No images are to be carried over; print all other material exactly as it stands.

○ ○ ○

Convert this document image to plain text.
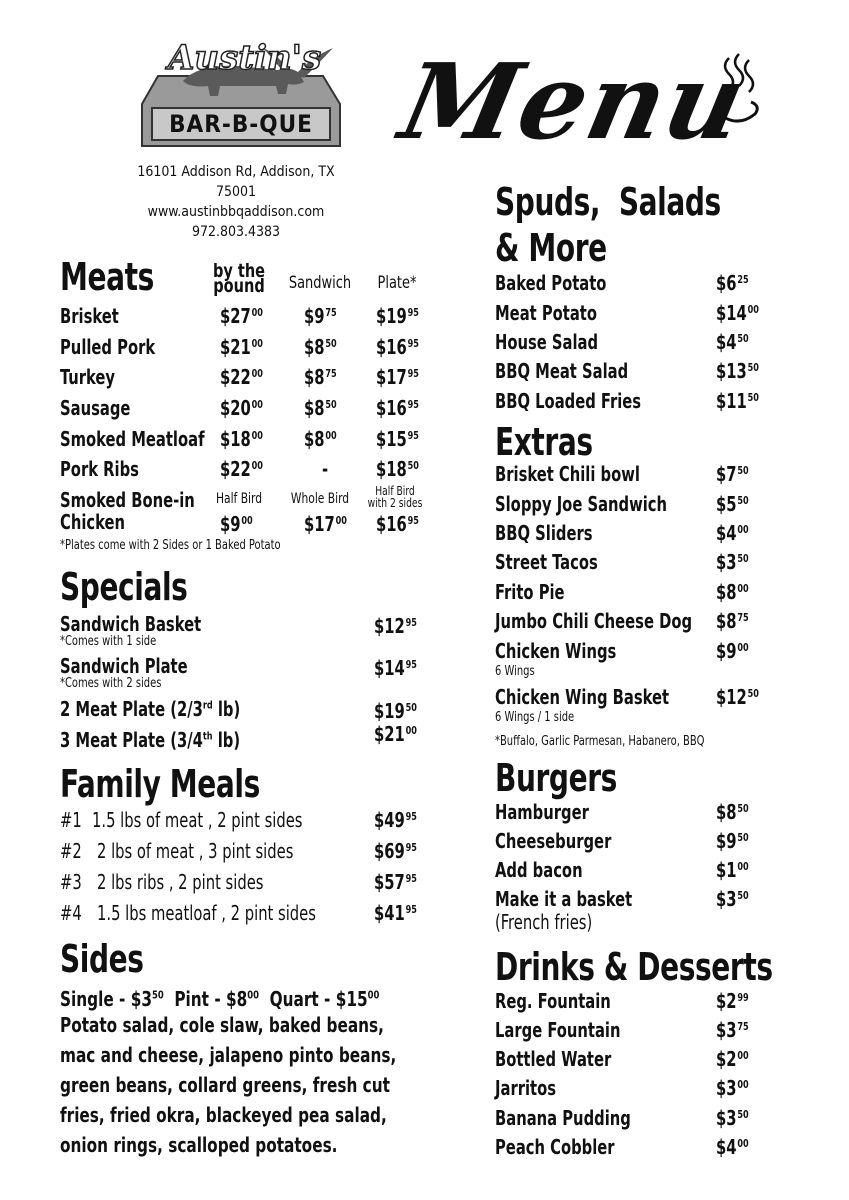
Austin's
BAR-B-QUE
16101 Addison Rd, Addison, TX 75001
www.austinbbqaddison.com
972.803.4383
Menu
Meats	by the pound	Sandwich	Plate*
Brisket	$\$27^{00}$ $\$9^{75}$ $\$19^{95}$
Pulled Pork	$\$21^{00}$ $\$8^{50}$ $\$16^{95}$
Turkey	$\$22^{00}$ $\$8^{75}$ $\$17^{95}$
Sausage	$\$20^{00}$ $\$8^{50}$ $\$16^{95}$
Smoked Meatloaf $\$18^{00}$ $\$8^{00}$ $\$15^{95}$
Pork Ribs	$\$22^{00}$	- $\$18^{50}$
Smoked Bone-in
Chicken
Half Bird	Whole Bird	Half Bird
with 2 sides
$\$9^{00}$	$\$17^{00}$ $\$16^{95}$
*Plates come with 2 Sides or 1 Baked Potato
Specials
Sandwich Basket
*Comes with 1 side
$\$12^{95}$
Sandwich Plate
*Comes with 2 sides
$\$14^{95}$
2 Meat Plate (2/3rd lb)	$\$19^{50}$
3 Meat Plate (3/4th lb)	$\$21^{00}$
Family Meals
#1 1.5 lbs of meat , 2 pint sides	$\$49^{95}$
#2 2 lbs of meat , 3 pint sides	$\$69^{95}$
#3 2 lbs ribs , 2 pint sides	$\$57^{95}$
#4 1.5 lbs meatloaf , 2 pint sides	$\$41^{95}$
Sides
Single - $\$3^{50}$ Pint - $\$8^{00}$ Quart - $\$15^{00}$
Potato salad, cole slaw, baked beans,
mac and cheese, jalapeno pinto beans,
green beans, collard greens, fresh cut
fries, fried okra, blackeyed pea salad,
onion rings, scalloped potatoes.
Spuds,  Salads
& More
Baked Potato	$\$6^{25}$
Meat Potato	$\$14^{00}$
House Salad	$\$4^{50}$
BBQ Meat Salad	$\$13^{50}$
BBQ Loaded Fries	$\$11^{50}$
Extras
Brisket Chili bowl	$\$7^{50}$
Sloppy Joe Sandwich $\$5^{50}$
BBQ Sliders	$\$4^{00}$
Street Tacos	$\$3^{50}$
Frito Pie	$\$8^{00}$
Jumbo Chili Cheese Dog $\$8^{75}$
Chicken Wings	$\$9^{00}$
6 Wings
Chicken Wing Basket $\$12^{50}$
6 Wings / 1 side
*Buffalo, Garlic Parmesan, Habanero, BBQ
Burgers
Hamburger	$\$8^{50}$
Cheeseburger	$\$9^{50}$
Add bacon	$\$1^{00}$
Make it a basket	$\$3^{50}$
(French fries)
Drinks & Desserts
Reg. Fountain	$\$2^{99}$
Large Fountain	$\$3^{75}$
Bottled Water	$\$2^{00}$
Jarritos	$\$3^{00}$
Banana Pudding	$\$3^{50}$
Peach Cobbler	$\$4^{00}$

○ ○ ○

> COMPLETE RESPONSE:
Convert this document image to plain text.
Austin's
BAR-B-QUE
16101 Addison Rd, Addison, TX 75001
www.austinbbqaddison.com
972.803.4383
Menu
Meats	by the pound	Sandwich	Plate*
Brisket	$\$27^{00}$ $\$9^{75}$ $\$19^{95}$
Pulled Pork	$\$21^{00}$ $\$8^{50}$ $\$16^{95}$
Turkey	$\$22^{00}$ $\$8^{75}$ $\$17^{95}$
Sausage	$\$20^{00}$ $\$8^{50}$ $\$16^{95}$
Smoked Meatloaf $\$18^{00}$ $\$8^{00}$ $\$15^{95}$
Pork Ribs	$\$22^{00}$	- $\$18^{50}$
Smoked Bone-in
Chicken
Half Bird	Whole Bird	Half Bird
with 2 sides
$\$9^{00}$	$\$17^{00}$ $\$16^{95}$
*Plates come with 2 Sides or 1 Baked Potato
Specials
Sandwich Basket
*Comes with 1 side
$\$12^{95}$
Sandwich Plate
*Comes with 2 sides
$\$14^{95}$
2 Meat Plate (2/3rd lb)	$\$19^{50}$
3 Meat Plate (3/4th lb)	$\$21^{00}$
Family Meals
#1 1.5 lbs of meat , 2 pint sides	$\$49^{95}$
#2 2 lbs of meat , 3 pint sides	$\$69^{95}$
#3 2 lbs ribs , 2 pint sides	$\$57^{95}$
#4 1.5 lbs meatloaf , 2 pint sides	$\$41^{95}$
Sides
Single - $\$3^{50}$ Pint - $\$8^{00}$ Quart - $\$15^{00}$
Potato salad, cole slaw, baked beans,
mac and cheese, jalapeno pinto beans,
green beans, collard greens, fresh cut
fries, fried okra, blackeyed pea salad,
onion rings, scalloped potatoes.
Spuds,  Salads
& More
Baked Potato	$\$6^{25}$
Meat Potato	$\$14^{00}$
House Salad	$\$4^{50}$
BBQ Meat Salad	$\$13^{50}$
BBQ Loaded Fries	$\$11^{50}$
Extras
Brisket Chili bowl	$\$7^{50}$
Sloppy Joe Sandwich $\$5^{50}$
BBQ Sliders	$\$4^{00}$
Street Tacos	$\$3^{50}$
Frito Pie	$\$8^{00}$
Jumbo Chili Cheese Dog $\$8^{75}$
Chicken Wings	$\$9^{00}$
6 Wings
Chicken Wing Basket $\$12^{50}$
6 Wings / 1 side
*Buffalo, Garlic Parmesan, Habanero, BBQ
Burgers
Hamburger	$\$8^{50}$
Cheeseburger	$\$9^{50}$
Add bacon	$\$1^{00}$
Make it a basket	$\$3^{50}$
(French fries)
Drinks & Desserts
Reg. Fountain	$\$2^{99}$
Large Fountain	$\$3^{75}$
Bottled Water	$\$2^{00}$
Jarritos	$\$3^{00}$
Banana Pudding	$\$3^{50}$
Peach Cobbler	$\$4^{00}$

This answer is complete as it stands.